* **PROBLEM TO WORK ON**
Transcribe the lines below verbatim, skipping the images.

● ● ● ● ● ● ●

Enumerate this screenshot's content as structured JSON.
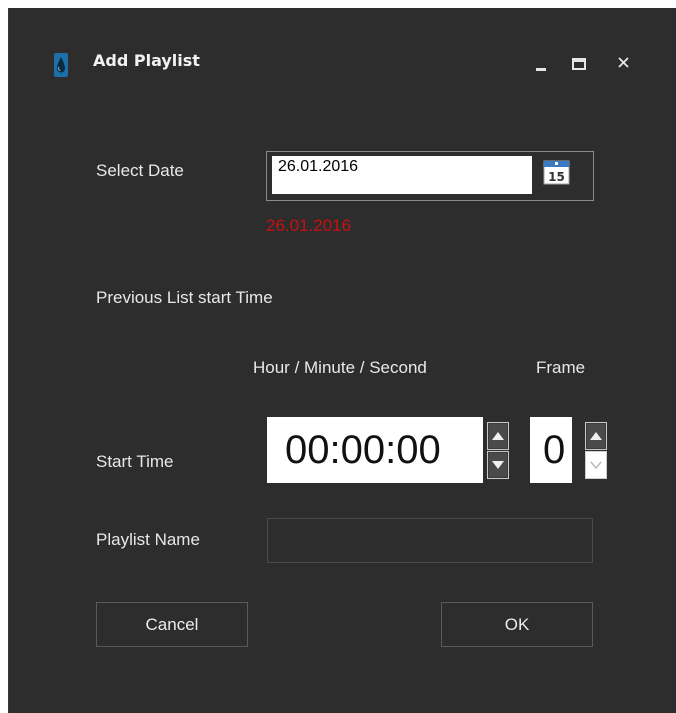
{
  "window": {
    "title": "Add Playlist",
    "controls": [
      "minimize-icon",
      "maximize-icon",
      "close-icon"
    ]
  },
  "form": {
    "select_date_label": "Select Date",
    "date_value": "26.01.2016",
    "calendar_day": "15",
    "date_echo": "26.01.2016",
    "previous_list_label": "Previous List start Time",
    "hms_header": "Hour / Minute / Second",
    "frame_header": "Frame",
    "start_time_label": "Start Time",
    "start_time_value": "00:00:00",
    "frame_value": "0",
    "playlist_name_label": "Playlist Name",
    "playlist_name_value": ""
  },
  "buttons": {
    "cancel": "Cancel",
    "ok": "OK"
  },
  "colors": {
    "background": "#2d2d2d",
    "text": "#e8e8e8",
    "date_echo": "#c81010"
  }
}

● ● ● ● ● ● ●

* **ANSWER TO THIS EXERCISE**
Enumerate this screenshot's content as structured JSON.
{
  "window": {
    "title": "Add Playlist",
    "controls": [
      "minimize-icon",
      "maximize-icon",
      "close-icon"
    ]
  },
  "form": {
    "select_date_label": "Select Date",
    "date_value": "26.01.2016",
    "calendar_day": "15",
    "date_echo": "26.01.2016",
    "previous_list_label": "Previous List start Time",
    "hms_header": "Hour / Minute / Second",
    "frame_header": "Frame",
    "start_time_label": "Start Time",
    "start_time_value": "00:00:00",
    "frame_value": "0",
    "playlist_name_label": "Playlist Name",
    "playlist_name_value": ""
  },
  "buttons": {
    "cancel": "Cancel",
    "ok": "OK"
  },
  "colors": {
    "background": "#2d2d2d",
    "text": "#e8e8e8",
    "date_echo": "#c81010"
  }
}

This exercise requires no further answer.